# What to do:
Report the count of lines holding "marker" in the records, with no other words.

# Available records:
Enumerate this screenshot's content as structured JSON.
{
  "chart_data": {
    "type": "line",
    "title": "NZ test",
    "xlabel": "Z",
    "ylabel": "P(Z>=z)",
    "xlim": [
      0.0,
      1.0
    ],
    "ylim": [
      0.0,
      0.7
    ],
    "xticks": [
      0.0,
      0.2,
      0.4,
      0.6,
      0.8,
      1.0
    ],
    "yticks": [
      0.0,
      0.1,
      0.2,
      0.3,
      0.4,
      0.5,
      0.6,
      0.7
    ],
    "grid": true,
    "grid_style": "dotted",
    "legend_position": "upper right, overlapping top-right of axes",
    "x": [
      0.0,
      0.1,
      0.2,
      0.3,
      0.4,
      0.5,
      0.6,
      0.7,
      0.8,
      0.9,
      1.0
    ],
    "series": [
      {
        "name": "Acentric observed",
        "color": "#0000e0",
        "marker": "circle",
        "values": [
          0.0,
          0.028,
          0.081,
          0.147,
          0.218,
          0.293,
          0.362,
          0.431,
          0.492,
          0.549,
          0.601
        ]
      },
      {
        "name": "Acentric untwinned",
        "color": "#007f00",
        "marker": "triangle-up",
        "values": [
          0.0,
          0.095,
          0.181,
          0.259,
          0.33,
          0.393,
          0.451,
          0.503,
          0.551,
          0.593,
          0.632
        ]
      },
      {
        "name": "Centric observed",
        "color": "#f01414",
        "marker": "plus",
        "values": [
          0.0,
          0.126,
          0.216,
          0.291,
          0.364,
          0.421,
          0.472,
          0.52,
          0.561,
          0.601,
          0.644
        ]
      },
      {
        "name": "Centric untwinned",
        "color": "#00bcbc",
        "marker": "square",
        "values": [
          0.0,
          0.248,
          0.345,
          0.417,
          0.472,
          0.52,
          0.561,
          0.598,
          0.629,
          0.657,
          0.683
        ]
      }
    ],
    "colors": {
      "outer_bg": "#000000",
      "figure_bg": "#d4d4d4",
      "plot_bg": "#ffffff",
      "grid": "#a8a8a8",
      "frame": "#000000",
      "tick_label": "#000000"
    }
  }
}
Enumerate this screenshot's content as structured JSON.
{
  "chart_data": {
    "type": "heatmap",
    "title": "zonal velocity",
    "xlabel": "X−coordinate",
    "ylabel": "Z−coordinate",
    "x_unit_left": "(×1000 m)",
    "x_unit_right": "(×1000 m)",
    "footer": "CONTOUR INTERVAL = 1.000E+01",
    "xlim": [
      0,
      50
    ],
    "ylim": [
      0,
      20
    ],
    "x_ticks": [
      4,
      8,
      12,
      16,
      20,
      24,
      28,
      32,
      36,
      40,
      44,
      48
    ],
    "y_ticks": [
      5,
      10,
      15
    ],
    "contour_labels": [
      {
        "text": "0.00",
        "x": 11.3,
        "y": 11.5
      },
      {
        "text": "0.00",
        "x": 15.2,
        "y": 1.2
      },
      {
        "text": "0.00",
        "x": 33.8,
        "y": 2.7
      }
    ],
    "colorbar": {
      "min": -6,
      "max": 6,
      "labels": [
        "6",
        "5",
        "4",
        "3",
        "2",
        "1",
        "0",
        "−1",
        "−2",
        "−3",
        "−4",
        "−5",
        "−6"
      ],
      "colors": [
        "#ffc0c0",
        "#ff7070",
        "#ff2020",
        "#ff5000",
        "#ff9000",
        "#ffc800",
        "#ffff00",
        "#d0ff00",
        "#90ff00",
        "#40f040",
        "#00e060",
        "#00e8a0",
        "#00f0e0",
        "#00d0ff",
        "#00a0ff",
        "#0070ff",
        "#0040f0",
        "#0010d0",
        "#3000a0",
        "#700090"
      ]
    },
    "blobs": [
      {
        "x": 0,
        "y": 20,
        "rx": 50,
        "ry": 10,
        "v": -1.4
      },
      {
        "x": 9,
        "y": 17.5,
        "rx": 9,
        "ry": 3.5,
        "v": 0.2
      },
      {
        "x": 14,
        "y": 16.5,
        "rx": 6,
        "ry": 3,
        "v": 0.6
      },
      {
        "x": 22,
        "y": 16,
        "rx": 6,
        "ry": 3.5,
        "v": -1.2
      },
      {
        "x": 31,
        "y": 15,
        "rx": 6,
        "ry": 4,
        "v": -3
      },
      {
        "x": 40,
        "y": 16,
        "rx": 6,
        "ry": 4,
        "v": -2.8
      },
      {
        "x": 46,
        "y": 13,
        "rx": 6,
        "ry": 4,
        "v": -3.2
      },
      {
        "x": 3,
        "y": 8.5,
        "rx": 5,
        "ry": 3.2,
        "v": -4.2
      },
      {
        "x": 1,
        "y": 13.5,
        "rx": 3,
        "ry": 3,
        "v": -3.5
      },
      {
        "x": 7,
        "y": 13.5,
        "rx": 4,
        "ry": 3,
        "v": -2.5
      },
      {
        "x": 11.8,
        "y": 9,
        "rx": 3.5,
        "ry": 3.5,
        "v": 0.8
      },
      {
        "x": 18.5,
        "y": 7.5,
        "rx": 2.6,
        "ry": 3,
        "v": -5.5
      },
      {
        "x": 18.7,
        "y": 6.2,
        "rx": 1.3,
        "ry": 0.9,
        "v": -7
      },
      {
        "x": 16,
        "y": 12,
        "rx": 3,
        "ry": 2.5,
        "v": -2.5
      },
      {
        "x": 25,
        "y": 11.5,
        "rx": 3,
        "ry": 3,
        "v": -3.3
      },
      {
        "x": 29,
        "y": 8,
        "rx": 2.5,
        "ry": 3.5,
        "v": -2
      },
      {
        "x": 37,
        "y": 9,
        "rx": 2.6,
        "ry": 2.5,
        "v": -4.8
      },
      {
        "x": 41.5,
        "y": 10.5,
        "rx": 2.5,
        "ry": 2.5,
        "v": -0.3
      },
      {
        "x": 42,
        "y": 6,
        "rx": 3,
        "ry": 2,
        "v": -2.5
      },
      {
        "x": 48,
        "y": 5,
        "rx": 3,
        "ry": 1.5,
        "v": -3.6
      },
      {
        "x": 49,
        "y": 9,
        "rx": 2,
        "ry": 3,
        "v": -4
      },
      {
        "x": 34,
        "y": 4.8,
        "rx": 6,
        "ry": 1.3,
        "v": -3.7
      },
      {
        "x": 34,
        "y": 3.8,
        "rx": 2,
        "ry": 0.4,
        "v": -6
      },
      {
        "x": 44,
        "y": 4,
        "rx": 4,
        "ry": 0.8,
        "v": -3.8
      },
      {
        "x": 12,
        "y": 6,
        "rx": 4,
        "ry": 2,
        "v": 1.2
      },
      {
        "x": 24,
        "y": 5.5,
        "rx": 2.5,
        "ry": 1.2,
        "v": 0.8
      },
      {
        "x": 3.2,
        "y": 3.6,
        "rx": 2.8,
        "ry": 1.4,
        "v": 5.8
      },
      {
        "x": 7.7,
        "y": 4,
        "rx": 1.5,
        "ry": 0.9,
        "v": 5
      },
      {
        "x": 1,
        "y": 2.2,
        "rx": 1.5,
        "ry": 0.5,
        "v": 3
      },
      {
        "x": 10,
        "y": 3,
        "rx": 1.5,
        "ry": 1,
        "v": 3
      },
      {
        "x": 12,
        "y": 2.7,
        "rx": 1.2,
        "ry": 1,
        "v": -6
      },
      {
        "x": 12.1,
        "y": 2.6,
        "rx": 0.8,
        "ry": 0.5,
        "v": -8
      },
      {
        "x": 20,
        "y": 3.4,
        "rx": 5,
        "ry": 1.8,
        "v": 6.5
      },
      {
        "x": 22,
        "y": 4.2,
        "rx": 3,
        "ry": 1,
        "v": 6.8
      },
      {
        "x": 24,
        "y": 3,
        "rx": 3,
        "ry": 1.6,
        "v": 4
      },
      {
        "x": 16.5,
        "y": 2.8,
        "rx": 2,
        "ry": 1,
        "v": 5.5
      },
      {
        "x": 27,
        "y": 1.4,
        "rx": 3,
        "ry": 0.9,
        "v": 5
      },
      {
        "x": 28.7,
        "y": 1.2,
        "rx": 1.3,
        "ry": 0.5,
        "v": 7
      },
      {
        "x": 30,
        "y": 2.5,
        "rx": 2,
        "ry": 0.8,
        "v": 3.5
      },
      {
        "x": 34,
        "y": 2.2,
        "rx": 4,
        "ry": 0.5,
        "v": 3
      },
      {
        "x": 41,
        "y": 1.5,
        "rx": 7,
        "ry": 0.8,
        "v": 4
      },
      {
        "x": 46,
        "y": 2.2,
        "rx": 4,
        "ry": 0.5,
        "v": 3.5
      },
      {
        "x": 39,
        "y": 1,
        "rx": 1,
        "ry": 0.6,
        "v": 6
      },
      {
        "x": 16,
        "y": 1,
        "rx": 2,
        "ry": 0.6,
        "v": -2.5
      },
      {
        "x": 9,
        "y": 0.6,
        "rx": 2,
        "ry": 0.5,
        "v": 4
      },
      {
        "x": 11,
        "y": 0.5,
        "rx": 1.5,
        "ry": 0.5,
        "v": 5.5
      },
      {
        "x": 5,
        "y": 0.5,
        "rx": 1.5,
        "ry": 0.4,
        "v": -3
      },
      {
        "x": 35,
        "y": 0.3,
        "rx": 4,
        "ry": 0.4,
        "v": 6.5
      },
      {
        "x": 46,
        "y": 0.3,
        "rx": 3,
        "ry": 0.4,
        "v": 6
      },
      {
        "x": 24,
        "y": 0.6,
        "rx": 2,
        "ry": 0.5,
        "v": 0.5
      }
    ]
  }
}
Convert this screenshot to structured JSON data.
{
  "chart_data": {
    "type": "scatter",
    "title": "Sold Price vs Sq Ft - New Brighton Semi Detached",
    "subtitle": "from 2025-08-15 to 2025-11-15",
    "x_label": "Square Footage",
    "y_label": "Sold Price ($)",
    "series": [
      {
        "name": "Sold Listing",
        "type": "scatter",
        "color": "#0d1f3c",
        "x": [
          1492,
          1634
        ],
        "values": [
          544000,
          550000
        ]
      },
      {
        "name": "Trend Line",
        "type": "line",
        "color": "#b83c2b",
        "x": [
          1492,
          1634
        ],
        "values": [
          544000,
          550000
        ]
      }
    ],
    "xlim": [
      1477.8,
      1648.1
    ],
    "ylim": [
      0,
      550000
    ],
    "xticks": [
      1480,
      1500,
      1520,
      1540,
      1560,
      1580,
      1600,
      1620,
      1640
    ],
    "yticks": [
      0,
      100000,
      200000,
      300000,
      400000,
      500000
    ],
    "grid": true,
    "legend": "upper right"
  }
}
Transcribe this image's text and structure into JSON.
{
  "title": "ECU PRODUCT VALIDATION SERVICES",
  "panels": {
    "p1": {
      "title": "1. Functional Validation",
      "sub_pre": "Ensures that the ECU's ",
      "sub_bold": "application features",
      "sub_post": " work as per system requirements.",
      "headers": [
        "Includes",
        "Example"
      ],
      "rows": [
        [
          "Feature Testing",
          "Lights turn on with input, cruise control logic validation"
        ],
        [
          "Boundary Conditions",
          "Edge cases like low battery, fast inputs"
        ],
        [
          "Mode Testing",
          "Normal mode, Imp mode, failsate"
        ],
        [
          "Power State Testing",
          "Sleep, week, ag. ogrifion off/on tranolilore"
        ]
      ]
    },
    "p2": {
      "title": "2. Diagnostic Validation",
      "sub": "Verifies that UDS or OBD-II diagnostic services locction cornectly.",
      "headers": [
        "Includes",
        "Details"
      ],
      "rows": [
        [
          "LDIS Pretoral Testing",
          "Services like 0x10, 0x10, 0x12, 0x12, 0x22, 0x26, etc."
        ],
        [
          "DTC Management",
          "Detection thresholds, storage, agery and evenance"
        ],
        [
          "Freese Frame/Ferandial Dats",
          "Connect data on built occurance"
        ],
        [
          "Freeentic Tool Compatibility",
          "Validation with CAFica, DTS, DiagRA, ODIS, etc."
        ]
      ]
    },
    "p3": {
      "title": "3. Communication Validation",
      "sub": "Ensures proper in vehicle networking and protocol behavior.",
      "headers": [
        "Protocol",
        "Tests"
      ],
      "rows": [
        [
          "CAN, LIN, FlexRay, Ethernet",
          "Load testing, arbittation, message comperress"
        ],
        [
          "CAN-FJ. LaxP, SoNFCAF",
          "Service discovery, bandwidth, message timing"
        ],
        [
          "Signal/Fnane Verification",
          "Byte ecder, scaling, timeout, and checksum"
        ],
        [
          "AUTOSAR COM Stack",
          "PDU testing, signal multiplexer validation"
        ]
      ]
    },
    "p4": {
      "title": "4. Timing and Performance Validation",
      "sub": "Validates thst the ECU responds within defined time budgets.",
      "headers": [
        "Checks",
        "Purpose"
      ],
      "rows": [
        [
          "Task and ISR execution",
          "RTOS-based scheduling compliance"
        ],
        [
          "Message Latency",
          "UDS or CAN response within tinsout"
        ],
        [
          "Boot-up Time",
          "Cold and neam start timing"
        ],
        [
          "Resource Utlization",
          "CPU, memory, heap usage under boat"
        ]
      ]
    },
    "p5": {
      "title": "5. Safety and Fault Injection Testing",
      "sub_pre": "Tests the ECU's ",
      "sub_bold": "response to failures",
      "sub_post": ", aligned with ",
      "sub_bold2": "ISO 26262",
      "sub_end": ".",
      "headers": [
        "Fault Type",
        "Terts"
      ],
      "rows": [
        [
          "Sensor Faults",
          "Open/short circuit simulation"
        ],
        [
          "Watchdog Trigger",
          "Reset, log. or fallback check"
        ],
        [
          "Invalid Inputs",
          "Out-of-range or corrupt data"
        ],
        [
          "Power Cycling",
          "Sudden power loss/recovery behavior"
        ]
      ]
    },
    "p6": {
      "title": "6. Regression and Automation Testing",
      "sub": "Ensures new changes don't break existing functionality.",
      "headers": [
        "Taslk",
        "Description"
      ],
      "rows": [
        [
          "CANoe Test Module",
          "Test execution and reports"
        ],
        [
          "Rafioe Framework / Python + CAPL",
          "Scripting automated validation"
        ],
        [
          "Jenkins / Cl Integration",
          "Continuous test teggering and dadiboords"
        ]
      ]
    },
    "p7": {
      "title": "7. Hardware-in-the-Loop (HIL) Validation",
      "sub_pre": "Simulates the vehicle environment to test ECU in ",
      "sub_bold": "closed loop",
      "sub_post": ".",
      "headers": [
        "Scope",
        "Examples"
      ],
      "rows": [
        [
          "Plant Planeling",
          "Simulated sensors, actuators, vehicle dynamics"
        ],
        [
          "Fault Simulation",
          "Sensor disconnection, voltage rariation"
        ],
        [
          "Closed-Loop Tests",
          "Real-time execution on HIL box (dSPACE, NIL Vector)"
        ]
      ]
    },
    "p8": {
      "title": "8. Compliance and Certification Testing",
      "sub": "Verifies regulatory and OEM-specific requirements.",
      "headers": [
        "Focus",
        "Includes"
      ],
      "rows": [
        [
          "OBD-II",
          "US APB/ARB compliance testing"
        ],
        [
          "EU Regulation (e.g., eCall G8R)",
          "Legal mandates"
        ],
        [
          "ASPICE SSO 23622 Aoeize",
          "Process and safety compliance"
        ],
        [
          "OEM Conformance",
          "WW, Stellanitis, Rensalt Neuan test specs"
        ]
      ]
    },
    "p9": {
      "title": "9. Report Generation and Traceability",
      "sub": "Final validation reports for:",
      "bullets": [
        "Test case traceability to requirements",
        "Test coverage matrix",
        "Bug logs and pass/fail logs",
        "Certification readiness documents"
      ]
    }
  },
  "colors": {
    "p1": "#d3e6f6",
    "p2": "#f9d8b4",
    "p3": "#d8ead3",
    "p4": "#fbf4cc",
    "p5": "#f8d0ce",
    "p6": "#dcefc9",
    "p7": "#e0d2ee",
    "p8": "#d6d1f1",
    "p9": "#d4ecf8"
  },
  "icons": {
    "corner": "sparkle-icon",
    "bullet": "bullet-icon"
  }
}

# Response to this task:
4